Exercise directions: Exactly reproduce all the records, keeping pictures out of the copy.

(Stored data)
-- BEGIN --

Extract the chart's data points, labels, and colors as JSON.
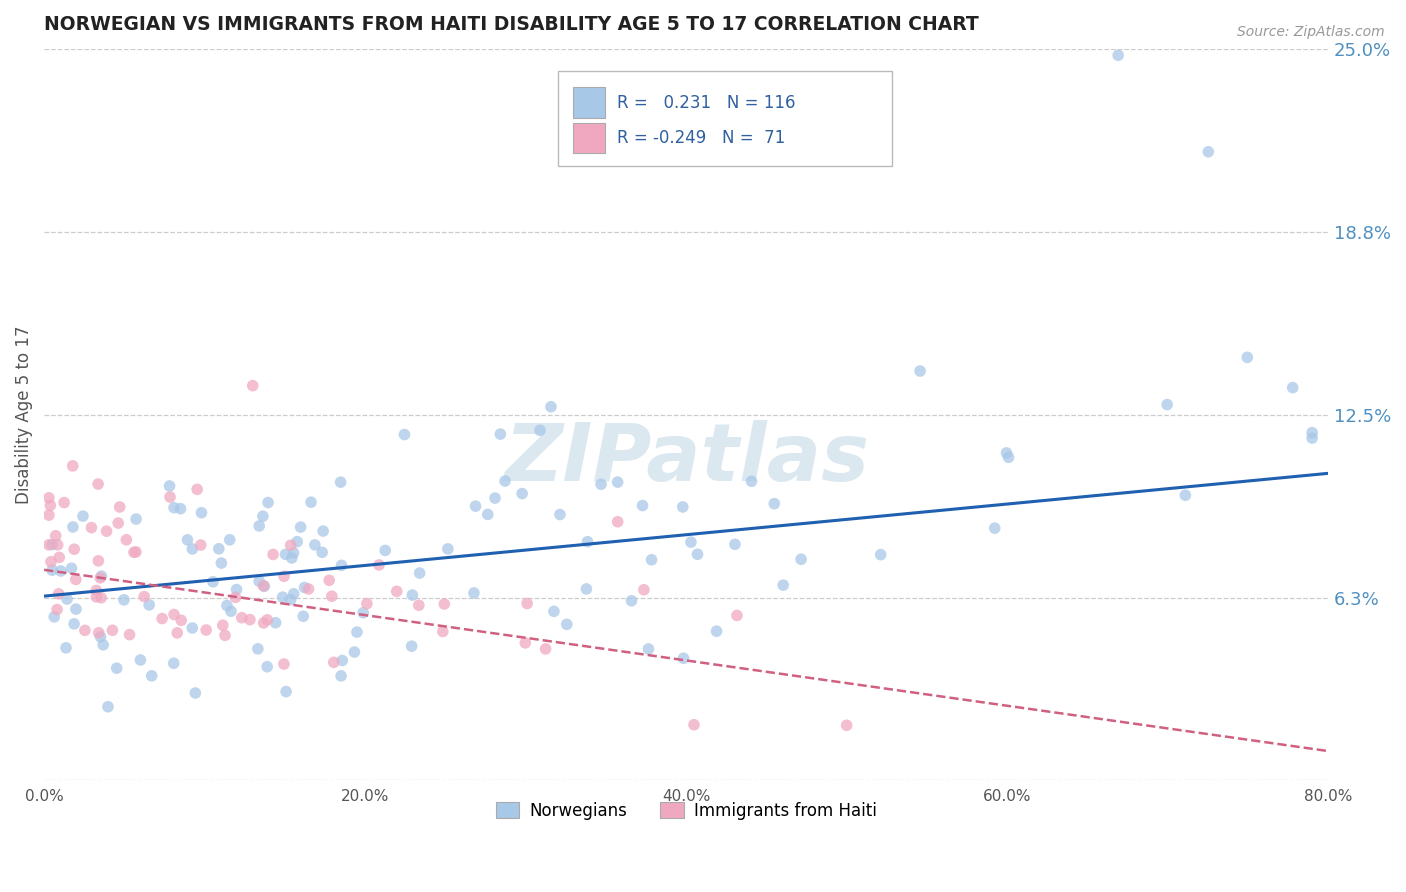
{
  "title": "NORWEGIAN VS IMMIGRANTS FROM HAITI DISABILITY AGE 5 TO 17 CORRELATION CHART",
  "source": "Source: ZipAtlas.com",
  "ylabel": "Disability Age 5 to 17",
  "xlim": [
    0.0,
    80.0
  ],
  "ylim": [
    0.0,
    25.0
  ],
  "yticks": [
    0.0,
    6.25,
    12.5,
    18.75,
    25.0
  ],
  "ytick_labels": [
    "",
    "6.3%",
    "12.5%",
    "18.8%",
    "25.0%"
  ],
  "xtick_labels": [
    "0.0%",
    "20.0%",
    "40.0%",
    "60.0%",
    "80.0%"
  ],
  "xticks": [
    0.0,
    20.0,
    40.0,
    60.0,
    80.0
  ],
  "r_norwegian": 0.231,
  "n_norwegian": 116,
  "r_haiti": -0.249,
  "n_haiti": 71,
  "blue_scatter_color": "#a8c8e8",
  "pink_scatter_color": "#f0a8c0",
  "trend_blue_color": "#2060b0",
  "trend_pink_color": "#d06080",
  "background_color": "#ffffff",
  "grid_color": "#cccccc",
  "title_color": "#222222",
  "watermark_color": "#dce8f0",
  "watermark_text": "ZIPatlas",
  "right_label_color": "#5090c0",
  "legend_label_color": "#3060a0",
  "norwegians_label": "Norwegians",
  "haiti_label": "Immigrants from Haiti"
}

-- END --

Worked solution:
Extract the chart's data points, labels, and colors as JSON.
{
  "title": "NORWEGIAN VS IMMIGRANTS FROM HAITI DISABILITY AGE 5 TO 17 CORRELATION CHART",
  "source": "Source: ZipAtlas.com",
  "ylabel": "Disability Age 5 to 17",
  "xlim": [
    0.0,
    80.0
  ],
  "ylim": [
    0.0,
    25.0
  ],
  "yticks": [
    0.0,
    6.25,
    12.5,
    18.75,
    25.0
  ],
  "ytick_labels": [
    "",
    "6.3%",
    "12.5%",
    "18.8%",
    "25.0%"
  ],
  "xtick_labels": [
    "0.0%",
    "20.0%",
    "40.0%",
    "60.0%",
    "80.0%"
  ],
  "xticks": [
    0.0,
    20.0,
    40.0,
    60.0,
    80.0
  ],
  "r_norwegian": 0.231,
  "n_norwegian": 116,
  "r_haiti": -0.249,
  "n_haiti": 71,
  "blue_scatter_color": "#a8c8e8",
  "pink_scatter_color": "#f0a8c0",
  "trend_blue_color": "#2060b0",
  "trend_pink_color": "#d06080",
  "background_color": "#ffffff",
  "grid_color": "#cccccc",
  "title_color": "#222222",
  "watermark_color": "#dce8f0",
  "watermark_text": "ZIPatlas",
  "right_label_color": "#5090c0",
  "legend_label_color": "#3060a0",
  "norwegians_label": "Norwegians",
  "haiti_label": "Immigrants from Haiti"
}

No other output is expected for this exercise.